The listing below must be repeated word for word, with its images excluded.

[Stored data entries]
________________
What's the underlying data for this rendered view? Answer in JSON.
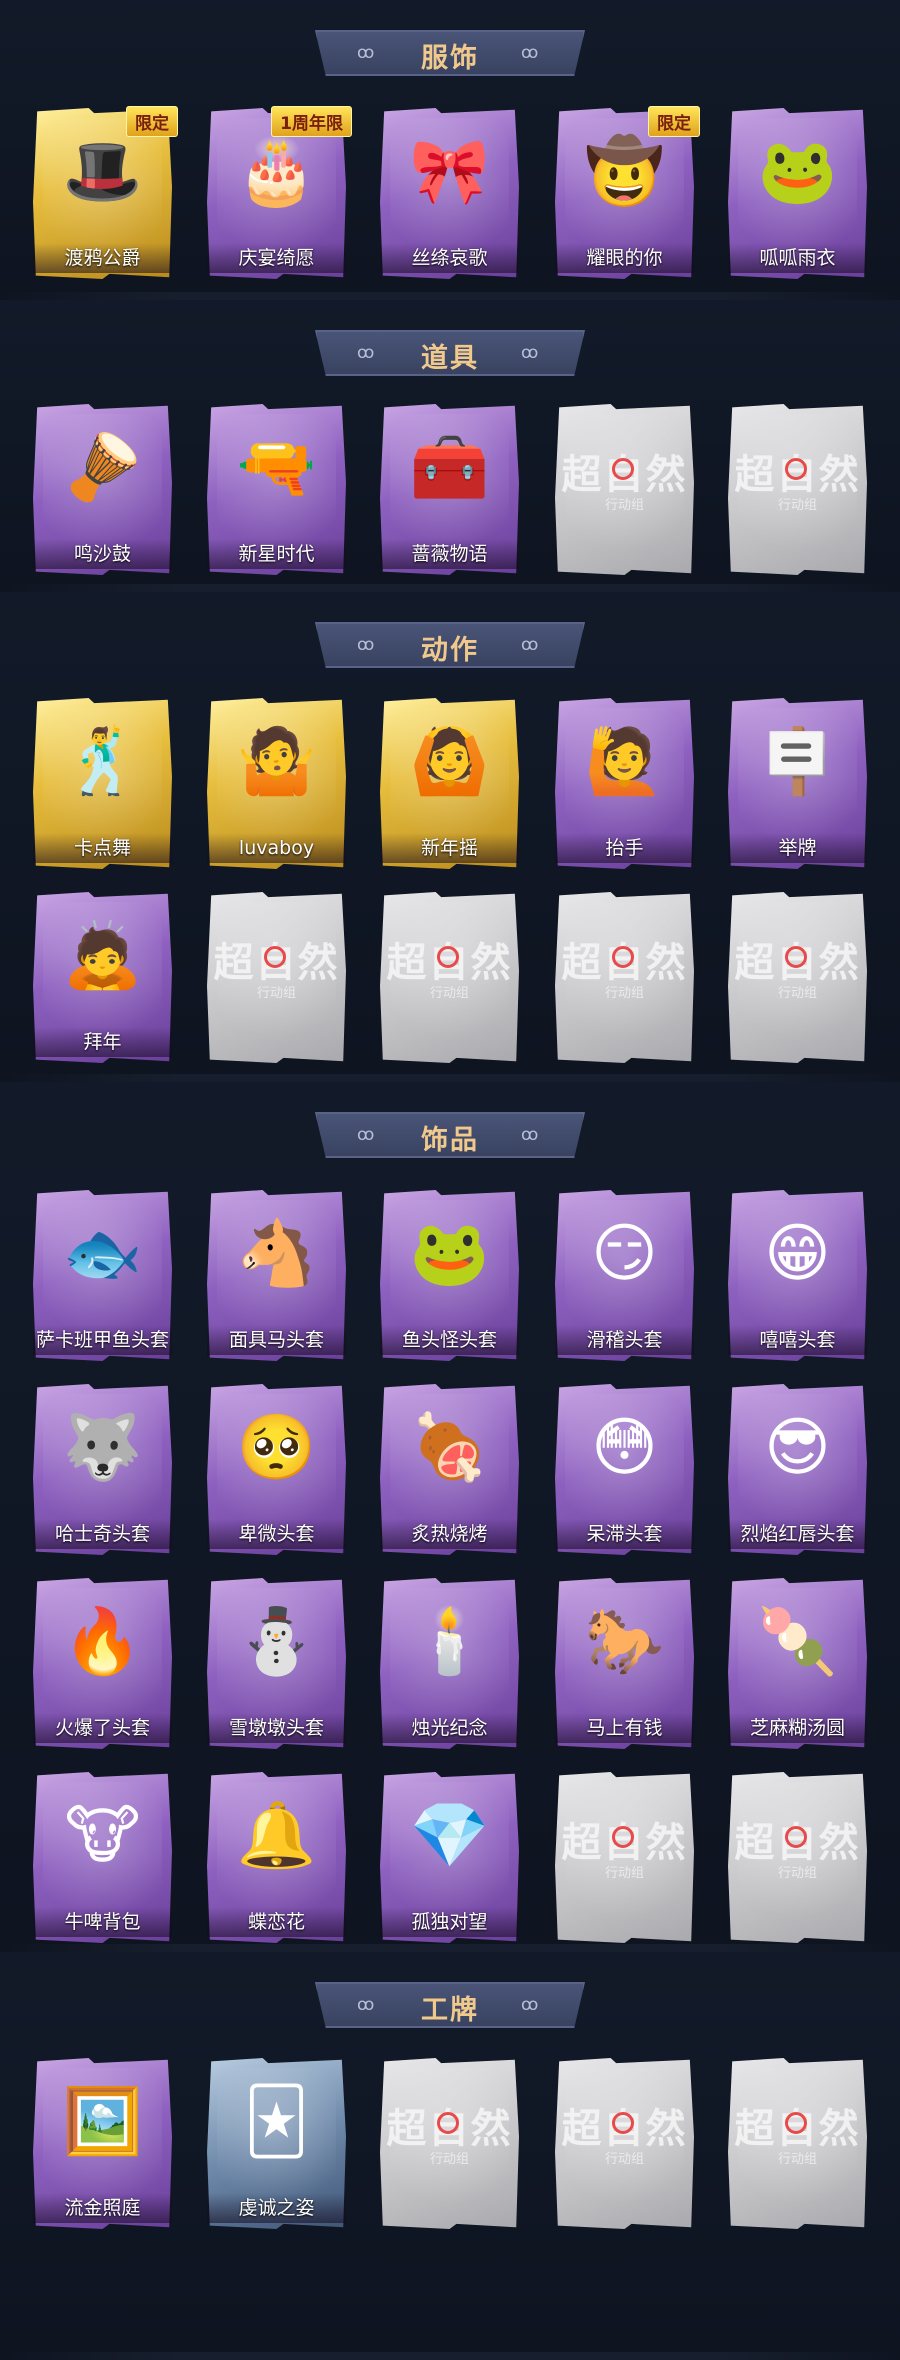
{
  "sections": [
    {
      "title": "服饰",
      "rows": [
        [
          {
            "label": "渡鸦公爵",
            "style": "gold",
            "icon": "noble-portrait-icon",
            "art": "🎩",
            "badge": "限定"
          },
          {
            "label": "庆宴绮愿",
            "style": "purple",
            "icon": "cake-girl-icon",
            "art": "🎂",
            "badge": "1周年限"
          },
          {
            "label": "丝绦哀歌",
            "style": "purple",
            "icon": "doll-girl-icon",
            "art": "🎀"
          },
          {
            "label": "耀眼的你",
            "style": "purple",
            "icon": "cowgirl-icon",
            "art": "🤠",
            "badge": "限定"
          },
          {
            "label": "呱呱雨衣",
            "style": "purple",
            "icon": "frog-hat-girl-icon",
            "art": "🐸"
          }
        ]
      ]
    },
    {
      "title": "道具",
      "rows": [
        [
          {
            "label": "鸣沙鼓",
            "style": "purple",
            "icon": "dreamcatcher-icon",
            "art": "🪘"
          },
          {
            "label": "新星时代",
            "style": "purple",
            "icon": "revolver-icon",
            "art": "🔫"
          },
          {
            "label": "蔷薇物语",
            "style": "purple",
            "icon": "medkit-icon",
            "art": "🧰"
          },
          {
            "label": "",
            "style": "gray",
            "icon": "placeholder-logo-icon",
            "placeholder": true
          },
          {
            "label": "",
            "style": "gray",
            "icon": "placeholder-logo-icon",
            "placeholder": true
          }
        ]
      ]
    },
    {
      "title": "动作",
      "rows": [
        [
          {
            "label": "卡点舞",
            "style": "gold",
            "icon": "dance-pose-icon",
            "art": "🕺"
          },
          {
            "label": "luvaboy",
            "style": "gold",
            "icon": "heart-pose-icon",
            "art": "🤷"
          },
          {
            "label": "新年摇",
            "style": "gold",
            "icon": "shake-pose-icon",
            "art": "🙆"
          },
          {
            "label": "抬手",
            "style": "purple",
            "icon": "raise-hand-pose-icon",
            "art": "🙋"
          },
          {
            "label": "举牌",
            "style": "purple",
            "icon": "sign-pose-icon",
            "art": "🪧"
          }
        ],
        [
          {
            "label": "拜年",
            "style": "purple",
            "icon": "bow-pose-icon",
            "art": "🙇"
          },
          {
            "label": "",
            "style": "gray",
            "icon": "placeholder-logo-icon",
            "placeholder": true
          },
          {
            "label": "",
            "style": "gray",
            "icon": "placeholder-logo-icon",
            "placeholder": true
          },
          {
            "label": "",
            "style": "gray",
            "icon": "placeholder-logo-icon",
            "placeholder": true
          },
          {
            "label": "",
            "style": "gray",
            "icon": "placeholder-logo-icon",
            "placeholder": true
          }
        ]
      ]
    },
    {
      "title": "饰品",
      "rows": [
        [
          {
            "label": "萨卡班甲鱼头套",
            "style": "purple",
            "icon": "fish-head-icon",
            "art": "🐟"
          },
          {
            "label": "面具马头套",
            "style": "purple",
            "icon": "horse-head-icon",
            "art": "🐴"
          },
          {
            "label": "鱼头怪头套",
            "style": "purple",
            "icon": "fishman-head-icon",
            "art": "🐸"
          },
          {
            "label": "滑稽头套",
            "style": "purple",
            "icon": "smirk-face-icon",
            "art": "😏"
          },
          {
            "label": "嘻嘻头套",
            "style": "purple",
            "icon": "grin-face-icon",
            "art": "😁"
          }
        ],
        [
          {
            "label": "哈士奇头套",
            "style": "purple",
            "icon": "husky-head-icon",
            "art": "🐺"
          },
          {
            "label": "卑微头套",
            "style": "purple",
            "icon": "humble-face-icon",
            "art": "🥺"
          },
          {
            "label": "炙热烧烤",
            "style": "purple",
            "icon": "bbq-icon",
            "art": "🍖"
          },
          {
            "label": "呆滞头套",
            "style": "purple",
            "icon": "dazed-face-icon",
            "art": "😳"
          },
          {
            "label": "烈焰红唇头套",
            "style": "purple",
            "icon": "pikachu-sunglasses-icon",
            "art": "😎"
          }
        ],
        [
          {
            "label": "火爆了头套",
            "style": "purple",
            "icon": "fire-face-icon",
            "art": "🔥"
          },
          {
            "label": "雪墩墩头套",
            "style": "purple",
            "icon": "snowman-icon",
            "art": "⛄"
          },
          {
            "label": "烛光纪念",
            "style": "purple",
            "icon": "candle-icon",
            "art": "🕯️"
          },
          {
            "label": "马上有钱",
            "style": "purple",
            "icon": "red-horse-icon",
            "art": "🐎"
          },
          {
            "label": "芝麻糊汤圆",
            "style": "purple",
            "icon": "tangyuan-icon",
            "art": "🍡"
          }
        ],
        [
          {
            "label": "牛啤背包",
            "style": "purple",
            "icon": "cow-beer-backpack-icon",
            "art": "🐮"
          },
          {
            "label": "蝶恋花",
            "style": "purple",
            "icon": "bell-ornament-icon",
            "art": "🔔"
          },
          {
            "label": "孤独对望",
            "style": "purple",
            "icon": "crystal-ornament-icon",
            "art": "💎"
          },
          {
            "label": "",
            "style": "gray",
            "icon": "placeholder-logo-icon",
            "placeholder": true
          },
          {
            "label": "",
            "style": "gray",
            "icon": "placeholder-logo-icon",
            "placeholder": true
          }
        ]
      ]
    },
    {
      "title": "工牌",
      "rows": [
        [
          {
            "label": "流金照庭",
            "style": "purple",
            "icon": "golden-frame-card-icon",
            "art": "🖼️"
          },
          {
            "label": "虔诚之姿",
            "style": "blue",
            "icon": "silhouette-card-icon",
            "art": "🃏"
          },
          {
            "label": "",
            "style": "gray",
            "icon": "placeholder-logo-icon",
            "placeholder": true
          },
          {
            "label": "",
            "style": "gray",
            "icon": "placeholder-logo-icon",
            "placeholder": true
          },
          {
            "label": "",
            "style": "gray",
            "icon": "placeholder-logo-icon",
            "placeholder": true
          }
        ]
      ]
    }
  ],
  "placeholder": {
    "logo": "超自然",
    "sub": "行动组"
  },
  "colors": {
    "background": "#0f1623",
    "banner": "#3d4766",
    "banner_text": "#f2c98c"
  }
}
________________
### RESPONSE TO THIS EXERCISE
What's the underlying data for this rendered view? Answer in JSON.
{
  "sections": [
    {
      "title": "服饰",
      "rows": [
        [
          {
            "label": "渡鸦公爵",
            "style": "gold",
            "icon": "noble-portrait-icon",
            "art": "🎩",
            "badge": "限定"
          },
          {
            "label": "庆宴绮愿",
            "style": "purple",
            "icon": "cake-girl-icon",
            "art": "🎂",
            "badge": "1周年限"
          },
          {
            "label": "丝绦哀歌",
            "style": "purple",
            "icon": "doll-girl-icon",
            "art": "🎀"
          },
          {
            "label": "耀眼的你",
            "style": "purple",
            "icon": "cowgirl-icon",
            "art": "🤠",
            "badge": "限定"
          },
          {
            "label": "呱呱雨衣",
            "style": "purple",
            "icon": "frog-hat-girl-icon",
            "art": "🐸"
          }
        ]
      ]
    },
    {
      "title": "道具",
      "rows": [
        [
          {
            "label": "鸣沙鼓",
            "style": "purple",
            "icon": "dreamcatcher-icon",
            "art": "🪘"
          },
          {
            "label": "新星时代",
            "style": "purple",
            "icon": "revolver-icon",
            "art": "🔫"
          },
          {
            "label": "蔷薇物语",
            "style": "purple",
            "icon": "medkit-icon",
            "art": "🧰"
          },
          {
            "label": "",
            "style": "gray",
            "icon": "placeholder-logo-icon",
            "placeholder": true
          },
          {
            "label": "",
            "style": "gray",
            "icon": "placeholder-logo-icon",
            "placeholder": true
          }
        ]
      ]
    },
    {
      "title": "动作",
      "rows": [
        [
          {
            "label": "卡点舞",
            "style": "gold",
            "icon": "dance-pose-icon",
            "art": "🕺"
          },
          {
            "label": "luvaboy",
            "style": "gold",
            "icon": "heart-pose-icon",
            "art": "🤷"
          },
          {
            "label": "新年摇",
            "style": "gold",
            "icon": "shake-pose-icon",
            "art": "🙆"
          },
          {
            "label": "抬手",
            "style": "purple",
            "icon": "raise-hand-pose-icon",
            "art": "🙋"
          },
          {
            "label": "举牌",
            "style": "purple",
            "icon": "sign-pose-icon",
            "art": "🪧"
          }
        ],
        [
          {
            "label": "拜年",
            "style": "purple",
            "icon": "bow-pose-icon",
            "art": "🙇"
          },
          {
            "label": "",
            "style": "gray",
            "icon": "placeholder-logo-icon",
            "placeholder": true
          },
          {
            "label": "",
            "style": "gray",
            "icon": "placeholder-logo-icon",
            "placeholder": true
          },
          {
            "label": "",
            "style": "gray",
            "icon": "placeholder-logo-icon",
            "placeholder": true
          },
          {
            "label": "",
            "style": "gray",
            "icon": "placeholder-logo-icon",
            "placeholder": true
          }
        ]
      ]
    },
    {
      "title": "饰品",
      "rows": [
        [
          {
            "label": "萨卡班甲鱼头套",
            "style": "purple",
            "icon": "fish-head-icon",
            "art": "🐟"
          },
          {
            "label": "面具马头套",
            "style": "purple",
            "icon": "horse-head-icon",
            "art": "🐴"
          },
          {
            "label": "鱼头怪头套",
            "style": "purple",
            "icon": "fishman-head-icon",
            "art": "🐸"
          },
          {
            "label": "滑稽头套",
            "style": "purple",
            "icon": "smirk-face-icon",
            "art": "😏"
          },
          {
            "label": "嘻嘻头套",
            "style": "purple",
            "icon": "grin-face-icon",
            "art": "😁"
          }
        ],
        [
          {
            "label": "哈士奇头套",
            "style": "purple",
            "icon": "husky-head-icon",
            "art": "🐺"
          },
          {
            "label": "卑微头套",
            "style": "purple",
            "icon": "humble-face-icon",
            "art": "🥺"
          },
          {
            "label": "炙热烧烤",
            "style": "purple",
            "icon": "bbq-icon",
            "art": "🍖"
          },
          {
            "label": "呆滞头套",
            "style": "purple",
            "icon": "dazed-face-icon",
            "art": "😳"
          },
          {
            "label": "烈焰红唇头套",
            "style": "purple",
            "icon": "pikachu-sunglasses-icon",
            "art": "😎"
          }
        ],
        [
          {
            "label": "火爆了头套",
            "style": "purple",
            "icon": "fire-face-icon",
            "art": "🔥"
          },
          {
            "label": "雪墩墩头套",
            "style": "purple",
            "icon": "snowman-icon",
            "art": "⛄"
          },
          {
            "label": "烛光纪念",
            "style": "purple",
            "icon": "candle-icon",
            "art": "🕯️"
          },
          {
            "label": "马上有钱",
            "style": "purple",
            "icon": "red-horse-icon",
            "art": "🐎"
          },
          {
            "label": "芝麻糊汤圆",
            "style": "purple",
            "icon": "tangyuan-icon",
            "art": "🍡"
          }
        ],
        [
          {
            "label": "牛啤背包",
            "style": "purple",
            "icon": "cow-beer-backpack-icon",
            "art": "🐮"
          },
          {
            "label": "蝶恋花",
            "style": "purple",
            "icon": "bell-ornament-icon",
            "art": "🔔"
          },
          {
            "label": "孤独对望",
            "style": "purple",
            "icon": "crystal-ornament-icon",
            "art": "💎"
          },
          {
            "label": "",
            "style": "gray",
            "icon": "placeholder-logo-icon",
            "placeholder": true
          },
          {
            "label": "",
            "style": "gray",
            "icon": "placeholder-logo-icon",
            "placeholder": true
          }
        ]
      ]
    },
    {
      "title": "工牌",
      "rows": [
        [
          {
            "label": "流金照庭",
            "style": "purple",
            "icon": "golden-frame-card-icon",
            "art": "🖼️"
          },
          {
            "label": "虔诚之姿",
            "style": "blue",
            "icon": "silhouette-card-icon",
            "art": "🃏"
          },
          {
            "label": "",
            "style": "gray",
            "icon": "placeholder-logo-icon",
            "placeholder": true
          },
          {
            "label": "",
            "style": "gray",
            "icon": "placeholder-logo-icon",
            "placeholder": true
          },
          {
            "label": "",
            "style": "gray",
            "icon": "placeholder-logo-icon",
            "placeholder": true
          }
        ]
      ]
    }
  ],
  "placeholder": {
    "logo": "超自然",
    "sub": "行动组"
  },
  "colors": {
    "background": "#0f1623",
    "banner": "#3d4766",
    "banner_text": "#f2c98c"
  }
}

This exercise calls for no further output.